=== Document segment ===

This statement was based on our system prices. Yes, you can do a custom loop on your own for less - just as you can build a whole system on your own for less than having one custom-built, tested, and supported by us. But in the context of our systems, when we offered custom-loop cooling, the price difference between a computer like that and one with air-cooling or closed-loop liquid coolers for the CPU was about $1000. That covered the cost of a pump, reservoir, CPU waterblock, GPU waterblock(s), tubing, fluid, and the labor for having it all set up. Maybe liquid-cooling parts have come down in cost, but at the time I remember that those parts easily cost us $500 or more in total, and then several hours for assembling and testing the cooling loop. The added time involved meant we had to mark systems like that up more, to cover the increased cost in man-hours, plus they had more frequent and severe support issues which had to factor in as well.

In the end, I personally think that liquid-cooling can look awesome - and that if you are competent and want to do it for lower temps, to facilitate overclocking, or just to show off then that is great! It didn't end up being a good thing for many of our customers, though, as the added money could have gone toward upgraded hardware that would perform better... or could have been saved for peripherals, etc. That is why we published articles like this even when we still did offer it as an option, and have since decided to drop custom liquid cooling from our product line entirely.

Thank you for contributing your thoughts to this discussion! :)

Posted on 2016-11-11 05:43:46

I use CLLCs a lot. Of course my CPU gets the treatment. Then, here's what i do with my GPUs: https://uploads.disquscdn.c...

No maintenance, and installation is just a bit more technical.

=== Provided data ===

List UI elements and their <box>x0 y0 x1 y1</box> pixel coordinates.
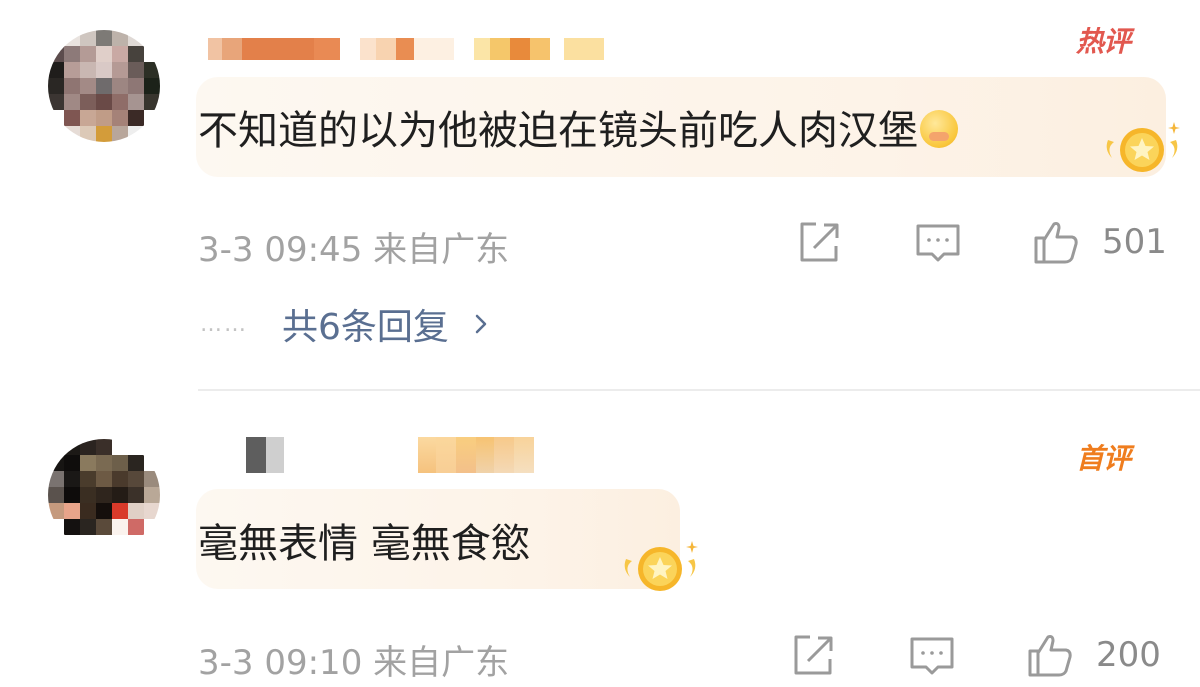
avatar[interactable] <box>48 439 160 551</box>
like-count: 501 <box>1102 222 1167 262</box>
comment-card: 首评 毫無表情 毫無食慾 3-3 09:10 来自广东 200 <box>0 391 1200 687</box>
comment-icon[interactable] <box>914 220 962 268</box>
thumbs-up-icon[interactable] <box>1032 218 1080 266</box>
crying-emoji-icon <box>920 110 958 148</box>
comment-icon[interactable] <box>908 633 956 681</box>
first-comment-tag: 首评 <box>1076 442 1131 475</box>
comment-card: 热评 不知道的以为他被迫在镜头前吃人肉汉堡 3-3 09:45 来自广东 501… <box>0 0 1200 390</box>
chevron-right-icon <box>475 314 487 334</box>
avatar[interactable] <box>48 30 160 142</box>
username-blurred[interactable] <box>208 38 604 60</box>
replies-row: …… 共6条回复 <box>200 300 493 348</box>
gold-star-badge-icon <box>1106 122 1180 172</box>
comment-text: 不知道的以为他被迫在镜头前吃人肉汉堡 <box>198 98 958 156</box>
comment-text: 毫無表情 毫無食慾 <box>198 521 531 567</box>
like-count: 200 <box>1096 635 1161 675</box>
share-icon[interactable] <box>794 218 842 266</box>
comment-meta: 3-3 09:45 来自广东 <box>198 230 510 270</box>
username-blurred[interactable] <box>246 437 534 473</box>
share-icon[interactable] <box>788 631 836 679</box>
comment-meta: 3-3 09:10 来自广东 <box>198 643 510 683</box>
view-replies-link[interactable]: 共6条回复 <box>282 298 493 350</box>
thumbs-up-icon[interactable] <box>1026 631 1074 679</box>
replies-dots: …… <box>200 311 248 337</box>
gold-star-badge-icon <box>624 541 698 591</box>
hot-comment-tag: 热评 <box>1076 25 1131 58</box>
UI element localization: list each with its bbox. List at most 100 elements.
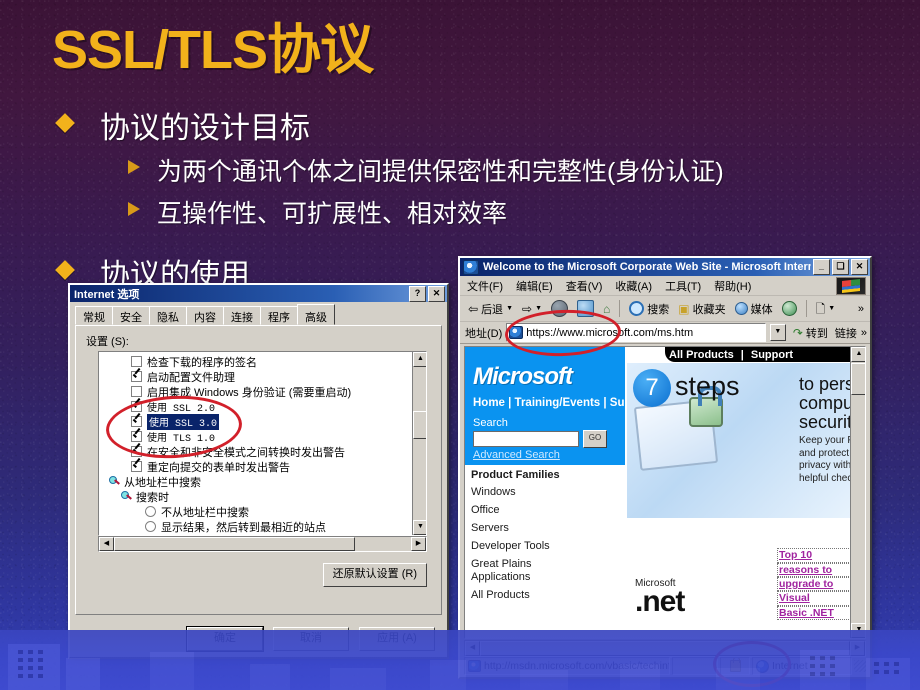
checkbox-checked-icon[interactable] [131, 371, 142, 382]
scroll-down-icon[interactable]: ▼ [413, 520, 426, 535]
checkbox-checked-icon[interactable] [131, 431, 142, 442]
address-dropdown-icon[interactable]: ▼ [769, 324, 786, 341]
search-button[interactable]: 搜索 [626, 300, 672, 318]
scrollbar-thumb-h[interactable] [114, 537, 355, 551]
checkbox-checked-icon[interactable] [131, 446, 142, 457]
browser-toolbar[interactable]: ⇦ 后退 ▼ ⇨ ▼ ⌂ 搜索 ▣ 收藏夹 媒体 🗋 ▼ » [460, 296, 870, 322]
list-item[interactable]: 启用集成 Windows 身份验证 (需要重启动) [99, 384, 413, 399]
tab-content[interactable]: 内容 [186, 306, 224, 325]
checkbox-checked-icon[interactable] [131, 461, 142, 472]
checkbox-unchecked-icon[interactable] [131, 356, 142, 367]
menu-file[interactable]: 文件(F) [467, 278, 503, 294]
sidebar-item-servers[interactable]: Servers [471, 522, 621, 534]
checkbox-checked-icon[interactable] [131, 416, 142, 427]
browser-menu-bar[interactable]: 文件(F) 编辑(E) 查看(V) 收藏(A) 工具(T) 帮助(H) [460, 276, 870, 296]
checkbox-unchecked-icon[interactable] [131, 386, 142, 397]
page-horizontal-scrollbar[interactable]: ◀ ▶ [464, 640, 866, 657]
advanced-search-link[interactable]: Advanced Search [473, 449, 560, 461]
tab-connections[interactable]: 连接 [223, 306, 261, 325]
close-button[interactable]: ✕ [851, 259, 868, 275]
links-label[interactable]: 链接 [835, 325, 857, 341]
sidebar-item-great-plains[interactable]: Great Plains Applications [471, 558, 563, 583]
search-input[interactable] [473, 431, 579, 447]
scroll-left-icon[interactable]: ◀ [465, 641, 480, 656]
topnav-all-products[interactable]: All Products [669, 349, 734, 361]
menu-edit[interactable]: 编辑(E) [516, 278, 553, 294]
internet-explorer-window[interactable]: Welcome to the Microsoft Corporate Web S… [458, 256, 872, 679]
search-go-button[interactable]: GO [583, 430, 607, 448]
radio-unchecked-icon[interactable] [145, 506, 156, 517]
list-item[interactable]: 使用 TLS 1.0 [99, 429, 413, 445]
scroll-up-icon[interactable]: ▲ [851, 347, 865, 362]
promo-link-block[interactable]: Top 10 reasons to upgrade to Visual Basi… [777, 548, 851, 620]
list-item[interactable]: 显示结果，然后转到最相近的站点 [99, 519, 413, 534]
menu-favorites[interactable]: 收藏(A) [615, 278, 652, 294]
dialog-tabs[interactable]: 常规 安全 隐私 内容 连接 程序 高级 [75, 304, 447, 325]
back-button[interactable]: ⇦ 后退 ▼ [465, 300, 516, 318]
sidebar-item-office[interactable]: Office [471, 504, 621, 516]
maximize-button[interactable]: ❑ [832, 259, 849, 275]
promo-line-1[interactable]: Top 10 [777, 548, 851, 563]
list-item[interactable]: 启动配置文件助理 [99, 369, 413, 384]
internet-options-dialog[interactable]: Internet 选项 ? ✕ 常规 安全 隐私 内容 连接 程序 高级 设置 … [68, 283, 449, 659]
minimize-button[interactable]: _ [813, 259, 830, 275]
list-group[interactable]: 从地址栏中搜索 [99, 474, 413, 489]
chevron-down-icon[interactable]: ▼ [506, 305, 513, 312]
list-item[interactable]: 重定向提交的表单时发出警告 [99, 459, 413, 474]
tab-general[interactable]: 常规 [75, 306, 113, 325]
favorites-button[interactable]: ▣ 收藏夹 [675, 300, 728, 318]
toolbar-overflow-button[interactable]: » [855, 302, 867, 316]
page-top-nav[interactable]: All Products | Support [665, 347, 865, 362]
refresh-button[interactable] [574, 299, 597, 318]
topnav-support[interactable]: Support [751, 349, 793, 361]
chevron-down-icon[interactable]: ▼ [535, 305, 542, 312]
promo-line-2[interactable]: reasons to [777, 562, 851, 577]
promo-line-3[interactable]: upgrade to [777, 576, 851, 592]
cancel-button[interactable]: 取消 [273, 627, 349, 651]
scroll-up-icon[interactable]: ▲ [413, 352, 426, 367]
scroll-left-icon[interactable]: ◀ [99, 537, 114, 551]
address-bar[interactable]: 地址(D) https://www.microsoft.com/ms.htm ▼… [460, 322, 870, 344]
close-button[interactable]: ✕ [428, 285, 445, 302]
menu-view[interactable]: 查看(V) [566, 278, 603, 294]
list-group[interactable]: 搜索时 [99, 489, 413, 504]
settings-listbox[interactable]: 检查下载的程序的签名 启动配置文件助理 启用集成 Windows 身份验证 (需… [98, 351, 427, 536]
list-item[interactable]: 不从地址栏中搜索 [99, 504, 413, 519]
address-input[interactable]: https://www.microsoft.com/ms.htm [506, 323, 766, 342]
mail-button[interactable]: 🗋 ▼ [813, 302, 839, 316]
go-button[interactable]: ↷ 转到 [790, 324, 831, 342]
tab-advanced[interactable]: 高级 [297, 304, 335, 325]
tab-privacy[interactable]: 隐私 [149, 306, 187, 325]
apply-button[interactable]: 应用 (A) [359, 627, 435, 651]
scroll-right-icon[interactable]: ▶ [411, 537, 426, 551]
hero-banner[interactable]: 7 steps to personal computer security Ke… [627, 363, 865, 518]
ok-button[interactable]: 确定 [186, 626, 264, 652]
chevron-down-icon[interactable]: ▼ [828, 305, 835, 312]
sidebar-item-developer-tools[interactable]: Developer Tools [471, 540, 621, 552]
listbox-horizontal-scrollbar[interactable]: ◀ ▶ [98, 536, 427, 552]
scroll-down-icon[interactable]: ▼ [851, 623, 865, 638]
list-item[interactable]: 检查下载的程序的签名 [99, 354, 413, 369]
listbox-vertical-scrollbar[interactable]: ▲ ▼ [412, 352, 426, 535]
list-item-selected[interactable]: 使用 SSL 3.0 [99, 413, 413, 430]
scroll-right-icon[interactable]: ▶ [850, 641, 865, 656]
tab-security[interactable]: 安全 [112, 306, 150, 325]
forward-button[interactable]: ⇨ ▼ [519, 302, 545, 316]
list-item[interactable]: 在安全和非安全模式之间转换时发出警告 [99, 444, 413, 459]
stop-button[interactable] [548, 299, 571, 318]
scrollbar-thumb[interactable] [413, 411, 426, 439]
tab-programs[interactable]: 程序 [260, 306, 298, 325]
checkbox-checked-icon[interactable] [131, 401, 142, 412]
help-button[interactable]: ? [409, 285, 426, 302]
promo-line-4[interactable]: Visual [777, 591, 851, 606]
resize-grip-icon[interactable] [854, 660, 866, 672]
promo-line-5[interactable]: Basic .NET [777, 605, 851, 620]
sidebar-item-windows[interactable]: Windows [471, 486, 621, 498]
home-button[interactable]: ⌂ [600, 302, 613, 316]
address-overflow-icon[interactable]: » [861, 327, 867, 339]
radio-unchecked-icon[interactable] [145, 521, 156, 532]
media-button[interactable]: 媒体 [732, 300, 776, 318]
history-button[interactable] [779, 300, 800, 317]
list-item[interactable]: 使用 SSL 2.0 [99, 399, 413, 415]
scrollbar-thumb-h[interactable] [480, 641, 850, 656]
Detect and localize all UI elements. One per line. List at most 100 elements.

===

Exercise aim
Copy word for word the passage of the liquid-cooling discussion from "Thank you for" up to and including "my GPUs: https://uploads.disquscdn.c...".

Written solution
Thank you for contributing your thoughts to this discussion! :)

Posted on 2016-11-11 05:43:46

I use CLLCs a lot. Of course my CPU gets the treatment. Then, here's what i do with my GPUs: https://uploads.disquscdn.c...